TASK BRIEF: Extract each line holding the word "dịch" from the entries.

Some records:
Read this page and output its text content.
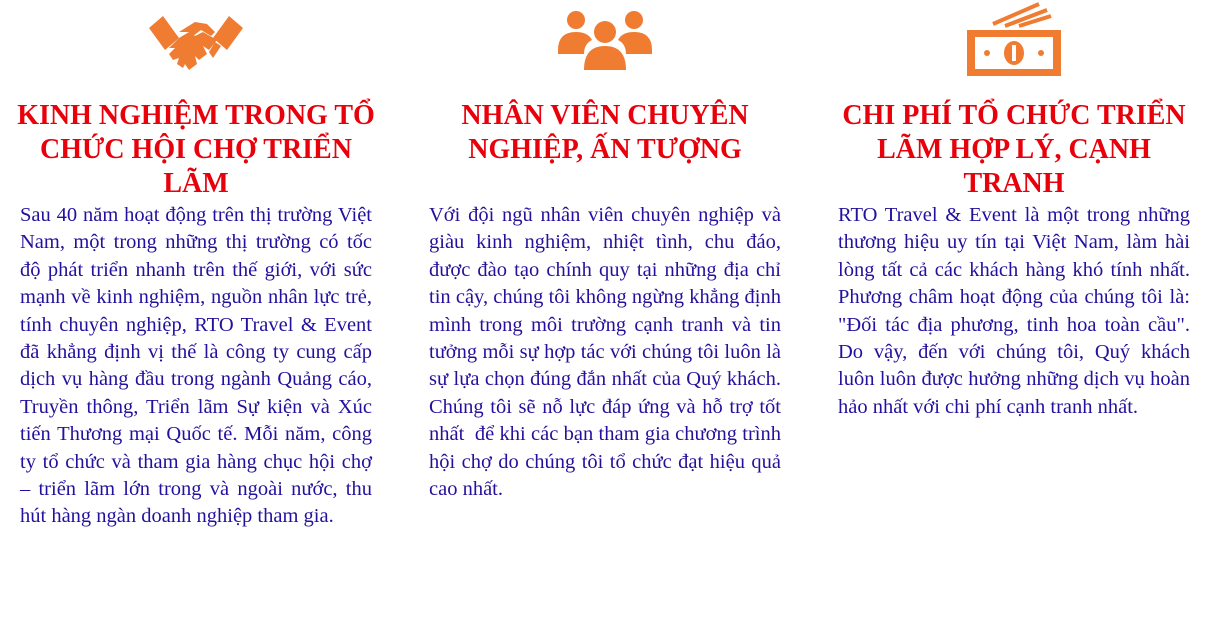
KINH NGHIỆM TRONG TỔ CHỨC HỘI CHỢ TRIỂN LÃM

Sau 40 năm hoạt động trên thị trường Việt Nam, một trong những thị trường có tốc độ phát triển nhanh trên thế giới, với sức mạnh về kinh nghiệm, nguồn nhân lực trẻ, tính chuyên nghiệp, RTO Travel & Event đã khẳng định vị thế là công ty cung cấp dịch vụ hàng đầu trong ngành Quảng cáo, Truyền thông, Triển lãm Sự kiện và Xúc tiến Thương mại Quốc tế. Mỗi năm, công ty tổ chức và tham gia hàng chục hội chợ – triển lãm lớn trong và ngoài nước, thu hút hàng ngàn doanh nghiệp tham gia.

NHÂN VIÊN CHUYÊN NGHIỆP, ẤN TƯỢNG

Với đội ngũ nhân viên chuyên nghiệp và giàu kinh nghiệm, nhiệt tình, chu đáo, được đào tạo chính quy tại những địa chỉ tin cậy, chúng tôi không ngừng khẳng định mình trong môi trường cạnh tranh và tin tưởng mỗi sự hợp tác với chúng tôi luôn là sự lựa chọn đúng đắn nhất của Quý khách. Chúng tôi sẽ nỗ lực đáp ứng và hỗ trợ tốt nhất  để khi các bạn tham gia chương trình hội chợ do chúng tôi tổ chức đạt hiệu quả cao nhất.

CHI PHÍ TỔ CHỨC TRIỂN LÃM HỢP LÝ, CẠNH TRANH

RTO Travel & Event là một trong những thương hiệu uy tín tại Việt Nam, làm hài lòng tất cả các khách hàng khó tính nhất. Phương châm hoạt động của chúng tôi là: "Đối tác địa phương, tinh hoa toàn cầu". Do vậy, đến với chúng tôi, Quý khách luôn luôn được hưởng những dịch vụ hoàn hảo nhất với chi phí cạnh tranh nhất.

ANSWER:
Sau 40 năm hoạt động trên thị trường Việt Nam, một trong những thị trường có tốc độ phát triển nhanh trên thế giới, với sức mạnh về kinh nghiệm, nguồn nhân lực trẻ, tính chuyên nghiệp, RTO Travel & Event đã khẳng định vị thế là công ty cung cấp dịch vụ hàng đầu trong ngành Quảng cáo, Truyền thông, Triển lãm Sự kiện và Xúc tiến Thương mại Quốc tế. Mỗi năm, công ty tổ chức và tham gia hàng chục hội chợ – triển lãm lớn trong và ngoài nước, thu hút hàng ngàn doanh nghiệp tham gia.
RTO Travel & Event là một trong những thương hiệu uy tín tại Việt Nam, làm hài lòng tất cả các khách hàng khó tính nhất. Phương châm hoạt động của chúng tôi là: "Đối tác địa phương, tinh hoa toàn cầu". Do vậy, đến với chúng tôi, Quý khách luôn luôn được hưởng những dịch vụ hoàn hảo nhất với chi phí cạnh tranh nhất.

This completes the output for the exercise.